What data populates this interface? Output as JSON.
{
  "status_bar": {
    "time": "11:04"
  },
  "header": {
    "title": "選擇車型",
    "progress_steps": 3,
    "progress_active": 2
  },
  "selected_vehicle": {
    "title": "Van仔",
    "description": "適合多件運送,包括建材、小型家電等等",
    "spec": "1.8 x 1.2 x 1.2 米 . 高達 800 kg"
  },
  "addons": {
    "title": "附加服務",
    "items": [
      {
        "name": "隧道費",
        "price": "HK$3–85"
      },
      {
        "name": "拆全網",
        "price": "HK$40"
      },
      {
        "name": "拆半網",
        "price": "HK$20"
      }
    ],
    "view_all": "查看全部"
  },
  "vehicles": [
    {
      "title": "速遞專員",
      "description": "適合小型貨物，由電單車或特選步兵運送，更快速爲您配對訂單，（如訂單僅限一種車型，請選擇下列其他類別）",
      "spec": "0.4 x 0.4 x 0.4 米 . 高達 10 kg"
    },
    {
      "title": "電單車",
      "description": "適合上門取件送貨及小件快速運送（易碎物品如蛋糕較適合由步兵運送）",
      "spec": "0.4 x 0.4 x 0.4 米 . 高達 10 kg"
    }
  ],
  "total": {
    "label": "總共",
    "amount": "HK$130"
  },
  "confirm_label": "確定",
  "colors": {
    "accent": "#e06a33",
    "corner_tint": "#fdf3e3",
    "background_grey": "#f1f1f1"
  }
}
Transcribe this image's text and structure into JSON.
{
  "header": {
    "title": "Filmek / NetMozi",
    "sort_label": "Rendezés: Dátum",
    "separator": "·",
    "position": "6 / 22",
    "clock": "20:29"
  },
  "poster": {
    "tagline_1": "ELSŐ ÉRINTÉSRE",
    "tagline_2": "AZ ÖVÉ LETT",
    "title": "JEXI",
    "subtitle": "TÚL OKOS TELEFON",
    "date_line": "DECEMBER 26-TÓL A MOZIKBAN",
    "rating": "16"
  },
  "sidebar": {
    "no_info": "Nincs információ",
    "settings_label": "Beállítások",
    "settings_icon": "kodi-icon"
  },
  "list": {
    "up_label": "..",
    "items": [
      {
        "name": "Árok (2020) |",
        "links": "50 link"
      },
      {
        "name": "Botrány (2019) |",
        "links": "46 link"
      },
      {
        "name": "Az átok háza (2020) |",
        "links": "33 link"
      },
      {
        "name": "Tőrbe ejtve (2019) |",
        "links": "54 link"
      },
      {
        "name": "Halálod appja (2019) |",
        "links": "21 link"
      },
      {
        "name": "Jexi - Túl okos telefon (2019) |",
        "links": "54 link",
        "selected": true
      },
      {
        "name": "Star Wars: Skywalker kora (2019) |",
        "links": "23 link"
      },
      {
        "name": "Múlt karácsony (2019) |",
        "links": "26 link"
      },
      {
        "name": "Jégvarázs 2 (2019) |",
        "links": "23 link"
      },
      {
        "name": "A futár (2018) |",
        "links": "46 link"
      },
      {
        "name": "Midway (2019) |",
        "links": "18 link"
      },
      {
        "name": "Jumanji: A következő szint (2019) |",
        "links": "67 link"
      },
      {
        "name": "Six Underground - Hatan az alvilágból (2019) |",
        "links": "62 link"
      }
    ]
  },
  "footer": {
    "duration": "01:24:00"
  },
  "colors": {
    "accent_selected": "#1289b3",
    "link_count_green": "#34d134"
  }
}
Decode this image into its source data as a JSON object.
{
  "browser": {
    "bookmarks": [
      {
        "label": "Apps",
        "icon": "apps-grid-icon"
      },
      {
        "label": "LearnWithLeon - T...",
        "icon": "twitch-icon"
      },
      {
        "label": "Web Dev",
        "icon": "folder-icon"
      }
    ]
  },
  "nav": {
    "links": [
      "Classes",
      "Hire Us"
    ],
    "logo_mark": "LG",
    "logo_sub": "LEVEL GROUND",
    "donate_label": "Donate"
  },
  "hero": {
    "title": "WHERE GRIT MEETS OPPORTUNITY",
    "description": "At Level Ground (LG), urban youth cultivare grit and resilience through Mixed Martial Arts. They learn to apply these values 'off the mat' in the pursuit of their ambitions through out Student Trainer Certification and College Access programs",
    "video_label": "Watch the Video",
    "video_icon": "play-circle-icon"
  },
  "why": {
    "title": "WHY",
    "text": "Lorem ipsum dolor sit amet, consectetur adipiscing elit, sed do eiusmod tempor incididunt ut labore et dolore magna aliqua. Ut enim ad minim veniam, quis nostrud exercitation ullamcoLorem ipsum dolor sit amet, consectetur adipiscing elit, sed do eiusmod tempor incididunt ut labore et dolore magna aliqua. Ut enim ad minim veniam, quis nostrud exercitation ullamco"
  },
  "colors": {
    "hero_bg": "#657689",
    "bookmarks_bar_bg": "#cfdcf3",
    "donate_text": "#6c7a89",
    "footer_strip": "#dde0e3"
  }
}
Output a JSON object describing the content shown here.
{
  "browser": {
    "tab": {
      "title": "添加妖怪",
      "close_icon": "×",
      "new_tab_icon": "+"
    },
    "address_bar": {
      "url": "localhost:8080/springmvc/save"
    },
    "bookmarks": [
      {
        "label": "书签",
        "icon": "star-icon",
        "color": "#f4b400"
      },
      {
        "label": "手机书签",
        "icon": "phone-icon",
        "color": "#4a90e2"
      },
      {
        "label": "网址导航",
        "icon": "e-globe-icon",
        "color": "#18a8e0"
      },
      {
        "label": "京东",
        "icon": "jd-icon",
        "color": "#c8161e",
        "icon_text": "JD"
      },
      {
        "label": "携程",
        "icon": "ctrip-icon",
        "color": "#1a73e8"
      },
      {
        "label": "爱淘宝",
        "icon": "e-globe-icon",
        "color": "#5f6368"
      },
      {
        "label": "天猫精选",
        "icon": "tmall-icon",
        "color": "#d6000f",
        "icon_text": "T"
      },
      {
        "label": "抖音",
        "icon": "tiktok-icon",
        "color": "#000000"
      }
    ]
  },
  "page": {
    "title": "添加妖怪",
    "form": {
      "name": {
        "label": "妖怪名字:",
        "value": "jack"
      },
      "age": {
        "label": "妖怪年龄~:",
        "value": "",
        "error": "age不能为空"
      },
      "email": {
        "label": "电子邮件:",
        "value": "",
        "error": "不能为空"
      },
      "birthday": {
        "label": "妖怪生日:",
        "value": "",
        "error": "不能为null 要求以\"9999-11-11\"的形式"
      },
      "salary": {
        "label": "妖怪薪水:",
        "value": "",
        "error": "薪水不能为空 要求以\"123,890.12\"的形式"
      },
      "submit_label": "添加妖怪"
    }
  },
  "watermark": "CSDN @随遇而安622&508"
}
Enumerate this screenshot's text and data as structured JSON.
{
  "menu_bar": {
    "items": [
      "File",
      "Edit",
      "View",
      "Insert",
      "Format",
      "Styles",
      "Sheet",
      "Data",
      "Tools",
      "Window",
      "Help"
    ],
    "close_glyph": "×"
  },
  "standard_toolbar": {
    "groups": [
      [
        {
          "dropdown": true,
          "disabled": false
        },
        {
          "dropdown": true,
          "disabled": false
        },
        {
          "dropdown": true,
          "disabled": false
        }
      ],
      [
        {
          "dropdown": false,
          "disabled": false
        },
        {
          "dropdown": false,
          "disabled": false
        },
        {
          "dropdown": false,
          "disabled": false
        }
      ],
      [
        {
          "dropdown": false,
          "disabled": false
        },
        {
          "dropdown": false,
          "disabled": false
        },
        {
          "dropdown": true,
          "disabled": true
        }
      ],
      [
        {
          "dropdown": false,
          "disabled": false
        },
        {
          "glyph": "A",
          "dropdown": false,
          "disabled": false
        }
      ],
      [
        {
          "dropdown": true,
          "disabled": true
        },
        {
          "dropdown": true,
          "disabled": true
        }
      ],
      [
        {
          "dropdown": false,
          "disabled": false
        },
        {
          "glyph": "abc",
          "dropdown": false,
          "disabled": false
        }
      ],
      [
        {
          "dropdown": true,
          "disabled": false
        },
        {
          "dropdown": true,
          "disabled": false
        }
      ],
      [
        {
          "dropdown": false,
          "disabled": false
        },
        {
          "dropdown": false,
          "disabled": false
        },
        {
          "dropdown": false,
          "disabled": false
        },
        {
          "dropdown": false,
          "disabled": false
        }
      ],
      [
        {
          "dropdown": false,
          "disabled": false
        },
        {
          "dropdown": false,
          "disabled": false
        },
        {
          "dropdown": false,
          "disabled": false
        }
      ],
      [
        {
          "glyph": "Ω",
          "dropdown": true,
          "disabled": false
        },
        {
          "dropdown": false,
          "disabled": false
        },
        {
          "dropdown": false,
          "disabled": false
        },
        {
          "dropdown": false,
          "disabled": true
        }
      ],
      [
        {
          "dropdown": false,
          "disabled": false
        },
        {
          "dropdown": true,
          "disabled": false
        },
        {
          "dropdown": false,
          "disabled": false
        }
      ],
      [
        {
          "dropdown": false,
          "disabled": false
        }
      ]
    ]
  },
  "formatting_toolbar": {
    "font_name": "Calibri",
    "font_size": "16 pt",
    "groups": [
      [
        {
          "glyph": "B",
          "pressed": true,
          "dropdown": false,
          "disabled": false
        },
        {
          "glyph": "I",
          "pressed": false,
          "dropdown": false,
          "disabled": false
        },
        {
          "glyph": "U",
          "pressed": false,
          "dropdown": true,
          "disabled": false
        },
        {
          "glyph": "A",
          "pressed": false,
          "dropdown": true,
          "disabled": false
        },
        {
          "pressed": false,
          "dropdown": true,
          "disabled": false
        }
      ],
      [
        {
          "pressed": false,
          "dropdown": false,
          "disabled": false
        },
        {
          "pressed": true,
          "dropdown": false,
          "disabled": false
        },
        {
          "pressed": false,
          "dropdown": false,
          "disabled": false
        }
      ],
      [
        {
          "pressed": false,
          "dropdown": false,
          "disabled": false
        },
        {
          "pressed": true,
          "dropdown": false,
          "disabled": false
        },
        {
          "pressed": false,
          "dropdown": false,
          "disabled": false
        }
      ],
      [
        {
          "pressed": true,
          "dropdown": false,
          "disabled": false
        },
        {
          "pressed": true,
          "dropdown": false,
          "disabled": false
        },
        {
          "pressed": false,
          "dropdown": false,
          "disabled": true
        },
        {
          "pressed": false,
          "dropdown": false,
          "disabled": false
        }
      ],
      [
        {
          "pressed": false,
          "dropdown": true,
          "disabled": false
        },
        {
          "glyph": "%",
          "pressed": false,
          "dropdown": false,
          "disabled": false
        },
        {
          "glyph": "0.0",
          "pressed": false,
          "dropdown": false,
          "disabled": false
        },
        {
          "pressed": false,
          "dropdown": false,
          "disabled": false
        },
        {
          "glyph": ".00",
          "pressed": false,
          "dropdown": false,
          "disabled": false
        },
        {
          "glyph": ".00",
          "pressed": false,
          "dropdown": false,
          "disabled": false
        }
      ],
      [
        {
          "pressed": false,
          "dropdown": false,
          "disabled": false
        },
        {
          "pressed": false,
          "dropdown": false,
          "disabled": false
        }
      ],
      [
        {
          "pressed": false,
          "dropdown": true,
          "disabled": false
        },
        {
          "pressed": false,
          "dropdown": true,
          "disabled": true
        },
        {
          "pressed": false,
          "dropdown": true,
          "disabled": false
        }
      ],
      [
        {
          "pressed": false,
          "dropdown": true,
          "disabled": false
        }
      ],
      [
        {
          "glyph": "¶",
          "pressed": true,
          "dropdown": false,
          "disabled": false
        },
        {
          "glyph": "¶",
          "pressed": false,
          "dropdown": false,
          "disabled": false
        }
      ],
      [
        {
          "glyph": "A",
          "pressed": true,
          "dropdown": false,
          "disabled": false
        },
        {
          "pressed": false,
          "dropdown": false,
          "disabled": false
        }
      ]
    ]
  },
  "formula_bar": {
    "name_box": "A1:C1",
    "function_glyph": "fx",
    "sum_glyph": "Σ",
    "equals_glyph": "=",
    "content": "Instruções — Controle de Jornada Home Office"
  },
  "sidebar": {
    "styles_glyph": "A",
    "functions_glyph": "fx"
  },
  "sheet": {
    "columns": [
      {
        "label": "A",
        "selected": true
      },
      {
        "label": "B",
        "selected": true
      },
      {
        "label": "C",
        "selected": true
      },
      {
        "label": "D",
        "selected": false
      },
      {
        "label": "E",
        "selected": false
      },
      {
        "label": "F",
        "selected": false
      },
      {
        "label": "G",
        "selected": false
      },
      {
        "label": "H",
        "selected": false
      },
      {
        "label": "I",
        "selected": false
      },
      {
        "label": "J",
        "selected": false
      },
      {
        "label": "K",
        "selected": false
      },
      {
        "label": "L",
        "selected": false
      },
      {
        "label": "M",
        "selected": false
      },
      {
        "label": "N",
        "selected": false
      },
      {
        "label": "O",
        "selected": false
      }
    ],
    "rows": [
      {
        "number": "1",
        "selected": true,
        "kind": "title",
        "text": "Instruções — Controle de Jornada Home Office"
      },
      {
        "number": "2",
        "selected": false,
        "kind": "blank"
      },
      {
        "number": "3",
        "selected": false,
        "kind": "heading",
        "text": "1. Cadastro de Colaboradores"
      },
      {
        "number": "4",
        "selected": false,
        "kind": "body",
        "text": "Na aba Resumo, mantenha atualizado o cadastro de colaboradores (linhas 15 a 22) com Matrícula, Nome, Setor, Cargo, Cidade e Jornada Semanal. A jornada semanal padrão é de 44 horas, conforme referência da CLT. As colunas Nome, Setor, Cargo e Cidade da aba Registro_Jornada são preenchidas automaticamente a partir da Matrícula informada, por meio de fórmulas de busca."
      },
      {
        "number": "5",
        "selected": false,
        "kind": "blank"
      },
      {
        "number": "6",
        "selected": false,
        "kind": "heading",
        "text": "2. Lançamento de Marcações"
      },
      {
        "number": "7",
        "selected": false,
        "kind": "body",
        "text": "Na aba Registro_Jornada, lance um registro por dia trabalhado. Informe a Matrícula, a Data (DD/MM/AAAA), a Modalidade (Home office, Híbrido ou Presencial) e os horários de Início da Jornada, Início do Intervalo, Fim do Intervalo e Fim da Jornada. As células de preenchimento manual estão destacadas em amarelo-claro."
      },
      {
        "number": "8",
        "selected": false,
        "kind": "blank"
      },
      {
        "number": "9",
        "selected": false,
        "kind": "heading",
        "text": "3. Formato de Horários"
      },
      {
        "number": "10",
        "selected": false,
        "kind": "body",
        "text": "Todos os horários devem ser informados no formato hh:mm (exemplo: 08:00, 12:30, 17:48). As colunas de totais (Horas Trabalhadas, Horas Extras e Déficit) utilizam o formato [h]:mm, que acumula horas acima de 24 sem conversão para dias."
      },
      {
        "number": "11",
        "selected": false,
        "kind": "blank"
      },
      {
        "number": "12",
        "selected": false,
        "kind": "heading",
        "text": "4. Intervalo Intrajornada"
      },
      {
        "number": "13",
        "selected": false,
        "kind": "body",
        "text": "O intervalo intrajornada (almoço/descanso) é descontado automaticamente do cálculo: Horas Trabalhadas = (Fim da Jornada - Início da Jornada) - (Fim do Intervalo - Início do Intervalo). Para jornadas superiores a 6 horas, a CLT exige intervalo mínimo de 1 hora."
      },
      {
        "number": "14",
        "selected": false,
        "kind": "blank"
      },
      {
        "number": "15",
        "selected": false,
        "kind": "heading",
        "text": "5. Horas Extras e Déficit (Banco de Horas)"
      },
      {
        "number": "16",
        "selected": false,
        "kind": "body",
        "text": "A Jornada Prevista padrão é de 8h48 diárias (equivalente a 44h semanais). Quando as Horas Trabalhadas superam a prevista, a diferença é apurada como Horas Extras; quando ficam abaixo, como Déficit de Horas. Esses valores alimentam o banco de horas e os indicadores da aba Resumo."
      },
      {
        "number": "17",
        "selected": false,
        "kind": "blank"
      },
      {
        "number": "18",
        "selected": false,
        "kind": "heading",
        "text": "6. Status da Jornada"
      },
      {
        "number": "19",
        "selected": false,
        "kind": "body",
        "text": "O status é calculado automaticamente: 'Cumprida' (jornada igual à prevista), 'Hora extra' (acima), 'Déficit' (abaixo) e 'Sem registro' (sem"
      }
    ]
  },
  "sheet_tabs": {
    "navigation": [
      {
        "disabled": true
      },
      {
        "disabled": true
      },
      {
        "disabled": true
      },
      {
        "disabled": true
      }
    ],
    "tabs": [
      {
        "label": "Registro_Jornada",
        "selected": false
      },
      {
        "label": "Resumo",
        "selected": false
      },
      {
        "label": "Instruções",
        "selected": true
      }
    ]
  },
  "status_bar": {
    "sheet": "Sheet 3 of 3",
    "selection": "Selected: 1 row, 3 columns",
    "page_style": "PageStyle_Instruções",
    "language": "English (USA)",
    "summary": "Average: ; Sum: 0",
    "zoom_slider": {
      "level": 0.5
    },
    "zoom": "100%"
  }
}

> _Objective_:
Give only the number of lines in the data that include the string "this".

> _Output of the task_:
4